» **Information supplied**:
════════════════

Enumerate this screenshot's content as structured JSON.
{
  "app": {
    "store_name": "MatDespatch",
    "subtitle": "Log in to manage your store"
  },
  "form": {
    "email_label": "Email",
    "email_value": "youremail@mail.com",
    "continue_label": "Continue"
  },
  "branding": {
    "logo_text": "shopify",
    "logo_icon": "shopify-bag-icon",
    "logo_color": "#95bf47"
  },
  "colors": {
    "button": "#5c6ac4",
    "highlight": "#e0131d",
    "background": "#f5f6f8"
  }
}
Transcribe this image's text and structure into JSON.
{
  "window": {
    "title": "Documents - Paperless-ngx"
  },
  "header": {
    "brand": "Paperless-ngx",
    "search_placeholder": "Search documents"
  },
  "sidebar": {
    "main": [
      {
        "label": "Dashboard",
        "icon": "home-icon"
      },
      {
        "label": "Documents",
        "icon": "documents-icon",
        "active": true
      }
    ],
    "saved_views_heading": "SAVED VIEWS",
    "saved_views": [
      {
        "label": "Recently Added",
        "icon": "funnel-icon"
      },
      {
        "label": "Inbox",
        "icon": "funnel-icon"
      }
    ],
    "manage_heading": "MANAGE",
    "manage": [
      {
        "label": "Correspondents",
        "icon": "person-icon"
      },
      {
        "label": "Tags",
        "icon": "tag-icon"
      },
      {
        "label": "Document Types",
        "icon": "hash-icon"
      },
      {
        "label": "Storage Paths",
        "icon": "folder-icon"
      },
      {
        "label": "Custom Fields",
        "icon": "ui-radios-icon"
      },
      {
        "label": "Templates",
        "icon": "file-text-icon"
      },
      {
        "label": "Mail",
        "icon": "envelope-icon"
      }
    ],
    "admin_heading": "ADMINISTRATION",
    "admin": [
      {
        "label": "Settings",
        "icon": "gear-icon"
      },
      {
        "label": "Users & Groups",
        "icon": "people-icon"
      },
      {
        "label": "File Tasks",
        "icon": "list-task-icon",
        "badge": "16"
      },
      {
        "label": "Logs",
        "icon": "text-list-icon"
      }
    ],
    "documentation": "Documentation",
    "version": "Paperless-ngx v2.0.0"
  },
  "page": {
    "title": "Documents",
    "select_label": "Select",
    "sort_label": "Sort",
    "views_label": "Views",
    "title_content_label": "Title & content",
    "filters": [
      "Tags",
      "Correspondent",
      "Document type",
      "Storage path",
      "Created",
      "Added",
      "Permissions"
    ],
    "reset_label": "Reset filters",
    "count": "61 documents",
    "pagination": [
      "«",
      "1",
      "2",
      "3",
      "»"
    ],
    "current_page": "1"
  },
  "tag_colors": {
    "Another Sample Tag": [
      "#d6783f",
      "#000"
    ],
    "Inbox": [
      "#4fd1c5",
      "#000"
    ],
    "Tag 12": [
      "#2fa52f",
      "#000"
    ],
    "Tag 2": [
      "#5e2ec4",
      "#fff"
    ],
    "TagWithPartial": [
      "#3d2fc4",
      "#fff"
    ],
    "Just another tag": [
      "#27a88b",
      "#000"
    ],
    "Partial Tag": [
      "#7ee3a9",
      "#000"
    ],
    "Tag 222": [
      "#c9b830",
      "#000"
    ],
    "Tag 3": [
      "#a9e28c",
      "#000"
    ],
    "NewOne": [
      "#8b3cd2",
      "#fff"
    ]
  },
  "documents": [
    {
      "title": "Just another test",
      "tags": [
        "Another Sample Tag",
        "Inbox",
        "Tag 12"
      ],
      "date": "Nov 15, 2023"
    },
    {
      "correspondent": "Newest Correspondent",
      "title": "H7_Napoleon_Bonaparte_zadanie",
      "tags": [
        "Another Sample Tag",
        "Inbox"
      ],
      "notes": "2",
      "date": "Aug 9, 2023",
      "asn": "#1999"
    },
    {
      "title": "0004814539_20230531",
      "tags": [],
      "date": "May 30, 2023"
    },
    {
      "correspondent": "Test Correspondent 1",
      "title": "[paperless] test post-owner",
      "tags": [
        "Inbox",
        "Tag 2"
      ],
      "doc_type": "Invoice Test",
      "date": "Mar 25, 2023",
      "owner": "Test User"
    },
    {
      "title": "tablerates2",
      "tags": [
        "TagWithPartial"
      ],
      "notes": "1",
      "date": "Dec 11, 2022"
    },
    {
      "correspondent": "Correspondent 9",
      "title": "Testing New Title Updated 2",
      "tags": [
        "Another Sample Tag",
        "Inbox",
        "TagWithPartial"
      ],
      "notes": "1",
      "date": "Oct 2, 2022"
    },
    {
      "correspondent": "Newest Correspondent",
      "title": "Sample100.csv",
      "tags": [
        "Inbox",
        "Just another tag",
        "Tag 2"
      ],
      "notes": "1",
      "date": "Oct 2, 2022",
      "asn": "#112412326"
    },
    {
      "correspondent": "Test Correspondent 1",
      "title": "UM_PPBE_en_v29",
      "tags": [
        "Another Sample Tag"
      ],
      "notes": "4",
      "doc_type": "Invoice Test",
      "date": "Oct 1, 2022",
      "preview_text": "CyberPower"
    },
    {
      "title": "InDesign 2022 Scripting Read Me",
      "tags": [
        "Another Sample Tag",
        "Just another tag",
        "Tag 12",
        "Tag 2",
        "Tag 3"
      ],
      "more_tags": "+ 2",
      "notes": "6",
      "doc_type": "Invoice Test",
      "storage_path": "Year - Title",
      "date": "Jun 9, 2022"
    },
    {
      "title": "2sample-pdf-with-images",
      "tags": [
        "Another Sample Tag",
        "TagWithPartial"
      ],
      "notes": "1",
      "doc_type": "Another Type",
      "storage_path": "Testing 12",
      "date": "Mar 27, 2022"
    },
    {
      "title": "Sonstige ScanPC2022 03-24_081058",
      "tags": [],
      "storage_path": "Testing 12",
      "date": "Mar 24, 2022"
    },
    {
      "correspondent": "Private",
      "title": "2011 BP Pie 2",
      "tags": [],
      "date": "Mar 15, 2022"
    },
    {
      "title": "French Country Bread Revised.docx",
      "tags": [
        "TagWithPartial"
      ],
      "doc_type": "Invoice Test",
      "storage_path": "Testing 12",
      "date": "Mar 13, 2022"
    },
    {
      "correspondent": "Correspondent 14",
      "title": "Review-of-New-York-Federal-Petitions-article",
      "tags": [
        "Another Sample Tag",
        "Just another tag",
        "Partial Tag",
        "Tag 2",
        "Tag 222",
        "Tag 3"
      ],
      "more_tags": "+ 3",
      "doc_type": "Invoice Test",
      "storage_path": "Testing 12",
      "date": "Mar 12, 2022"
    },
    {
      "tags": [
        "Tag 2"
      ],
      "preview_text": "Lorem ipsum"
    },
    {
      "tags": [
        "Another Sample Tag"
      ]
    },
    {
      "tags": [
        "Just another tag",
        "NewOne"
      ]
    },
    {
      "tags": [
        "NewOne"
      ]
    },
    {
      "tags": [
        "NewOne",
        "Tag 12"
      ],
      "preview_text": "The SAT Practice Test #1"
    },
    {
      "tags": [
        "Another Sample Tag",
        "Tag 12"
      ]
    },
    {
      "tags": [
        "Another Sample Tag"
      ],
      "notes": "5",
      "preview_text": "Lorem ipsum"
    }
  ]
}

════════════════

» **Exercise**: Retype the listing. Match it exactly.

» **Finished exercise**:
Enumerate this screenshot's content as structured JSON.
{
  "app": {
    "store_name": "MatDespatch",
    "subtitle": "Log in to manage your store"
  },
  "form": {
    "email_label": "Email",
    "email_value": "youremail@mail.com",
    "continue_label": "Continue"
  },
  "branding": {
    "logo_text": "shopify",
    "logo_icon": "shopify-bag-icon",
    "logo_color": "#95bf47"
  },
  "colors": {
    "button": "#5c6ac4",
    "highlight": "#e0131d",
    "background": "#f5f6f8"
  }
}
Transcribe this image's text and structure into JSON.
{
  "window": {
    "title": "Documents - Paperless-ngx"
  },
  "header": {
    "brand": "Paperless-ngx",
    "search_placeholder": "Search documents"
  },
  "sidebar": {
    "main": [
      {
        "label": "Dashboard",
        "icon": "home-icon"
      },
      {
        "label": "Documents",
        "icon": "documents-icon",
        "active": true
      }
    ],
    "saved_views_heading": "SAVED VIEWS",
    "saved_views": [
      {
        "label": "Recently Added",
        "icon": "funnel-icon"
      },
      {
        "label": "Inbox",
        "icon": "funnel-icon"
      }
    ],
    "manage_heading": "MANAGE",
    "manage": [
      {
        "label": "Correspondents",
        "icon": "person-icon"
      },
      {
        "label": "Tags",
        "icon": "tag-icon"
      },
      {
        "label": "Document Types",
        "icon": "hash-icon"
      },
      {
        "label": "Storage Paths",
        "icon": "folder-icon"
      },
      {
        "label": "Custom Fields",
        "icon": "ui-radios-icon"
      },
      {
        "label": "Templates",
        "icon": "file-text-icon"
      },
      {
        "label": "Mail",
        "icon": "envelope-icon"
      }
    ],
    "admin_heading": "ADMINISTRATION",
    "admin": [
      {
        "label": "Settings",
        "icon": "gear-icon"
      },
      {
        "label": "Users & Groups",
        "icon": "people-icon"
      },
      {
        "label": "File Tasks",
        "icon": "list-task-icon",
        "badge": "16"
      },
      {
        "label": "Logs",
        "icon": "text-list-icon"
      }
    ],
    "documentation": "Documentation",
    "version": "Paperless-ngx v2.0.0"
  },
  "page": {
    "title": "Documents",
    "select_label": "Select",
    "sort_label": "Sort",
    "views_label": "Views",
    "title_content_label": "Title & content",
    "filters": [
      "Tags",
      "Correspondent",
      "Document type",
      "Storage path",
      "Created",
      "Added",
      "Permissions"
    ],
    "reset_label": "Reset filters",
    "count": "61 documents",
    "pagination": [
      "«",
      "1",
      "2",
      "3",
      "»"
    ],
    "current_page": "1"
  },
  "tag_colors": {
    "Another Sample Tag": [
      "#d6783f",
      "#000"
    ],
    "Inbox": [
      "#4fd1c5",
      "#000"
    ],
    "Tag 12": [
      "#2fa52f",
      "#000"
    ],
    "Tag 2": [
      "#5e2ec4",
      "#fff"
    ],
    "TagWithPartial": [
      "#3d2fc4",
      "#fff"
    ],
    "Just another tag": [
      "#27a88b",
      "#000"
    ],
    "Partial Tag": [
      "#7ee3a9",
      "#000"
    ],
    "Tag 222": [
      "#c9b830",
      "#000"
    ],
    "Tag 3": [
      "#a9e28c",
      "#000"
    ],
    "NewOne": [
      "#8b3cd2",
      "#fff"
    ]
  },
  "documents": [
    {
      "title": "Just another test",
      "tags": [
        "Another Sample Tag",
        "Inbox",
        "Tag 12"
      ],
      "date": "Nov 15, 2023"
    },
    {
      "correspondent": "Newest Correspondent",
      "title": "H7_Napoleon_Bonaparte_zadanie",
      "tags": [
        "Another Sample Tag",
        "Inbox"
      ],
      "notes": "2",
      "date": "Aug 9, 2023",
      "asn": "#1999"
    },
    {
      "title": "0004814539_20230531",
      "tags": [],
      "date": "May 30, 2023"
    },
    {
      "correspondent": "Test Correspondent 1",
      "title": "[paperless] test post-owner",
      "tags": [
        "Inbox",
        "Tag 2"
      ],
      "doc_type": "Invoice Test",
      "date": "Mar 25, 2023",
      "owner": "Test User"
    },
    {
      "title": "tablerates2",
      "tags": [
        "TagWithPartial"
      ],
      "notes": "1",
      "date": "Dec 11, 2022"
    },
    {
      "correspondent": "Correspondent 9",
      "title": "Testing New Title Updated 2",
      "tags": [
        "Another Sample Tag",
        "Inbox",
        "TagWithPartial"
      ],
      "notes": "1",
      "date": "Oct 2, 2022"
    },
    {
      "correspondent": "Newest Correspondent",
      "title": "Sample100.csv",
      "tags": [
        "Inbox",
        "Just another tag",
        "Tag 2"
      ],
      "notes": "1",
      "date": "Oct 2, 2022",
      "asn": "#112412326"
    },
    {
      "correspondent": "Test Correspondent 1",
      "title": "UM_PPBE_en_v29",
      "tags": [
        "Another Sample Tag"
      ],
      "notes": "4",
      "doc_type": "Invoice Test",
      "date": "Oct 1, 2022",
      "preview_text": "CyberPower"
    },
    {
      "title": "InDesign 2022 Scripting Read Me",
      "tags": [
        "Another Sample Tag",
        "Just another tag",
        "Tag 12",
        "Tag 2",
        "Tag 3"
      ],
      "more_tags": "+ 2",
      "notes": "6",
      "doc_type": "Invoice Test",
      "storage_path": "Year - Title",
      "date": "Jun 9, 2022"
    },
    {
      "title": "2sample-pdf-with-images",
      "tags": [
        "Another Sample Tag",
        "TagWithPartial"
      ],
      "notes": "1",
      "doc_type": "Another Type",
      "storage_path": "Testing 12",
      "date": "Mar 27, 2022"
    },
    {
      "title": "Sonstige ScanPC2022 03-24_081058",
      "tags": [],
      "storage_path": "Testing 12",
      "date": "Mar 24, 2022"
    },
    {
      "correspondent": "Private",
      "title": "2011 BP Pie 2",
      "tags": [],
      "date": "Mar 15, 2022"
    },
    {
      "title": "French Country Bread Revised.docx",
      "tags": [
        "TagWithPartial"
      ],
      "doc_type": "Invoice Test",
      "storage_path": "Testing 12",
      "date": "Mar 13, 2022"
    },
    {
      "correspondent": "Correspondent 14",
      "title": "Review-of-New-York-Federal-Petitions-article",
      "tags": [
        "Another Sample Tag",
        "Just another tag",
        "Partial Tag",
        "Tag 2",
        "Tag 222",
        "Tag 3"
      ],
      "more_tags": "+ 3",
      "doc_type": "Invoice Test",
      "storage_path": "Testing 12",
      "date": "Mar 12, 2022"
    },
    {
      "tags": [
        "Tag 2"
      ],
      "preview_text": "Lorem ipsum"
    },
    {
      "tags": [
        "Another Sample Tag"
      ]
    },
    {
      "tags": [
        "Just another tag",
        "NewOne"
      ]
    },
    {
      "tags": [
        "NewOne"
      ]
    },
    {
      "tags": [
        "NewOne",
        "Tag 12"
      ],
      "preview_text": "The SAT Practice Test #1"
    },
    {
      "tags": [
        "Another Sample Tag",
        "Tag 12"
      ]
    },
    {
      "tags": [
        "Another Sample Tag"
      ],
      "notes": "5",
      "preview_text": "Lorem ipsum"
    }
  ]
}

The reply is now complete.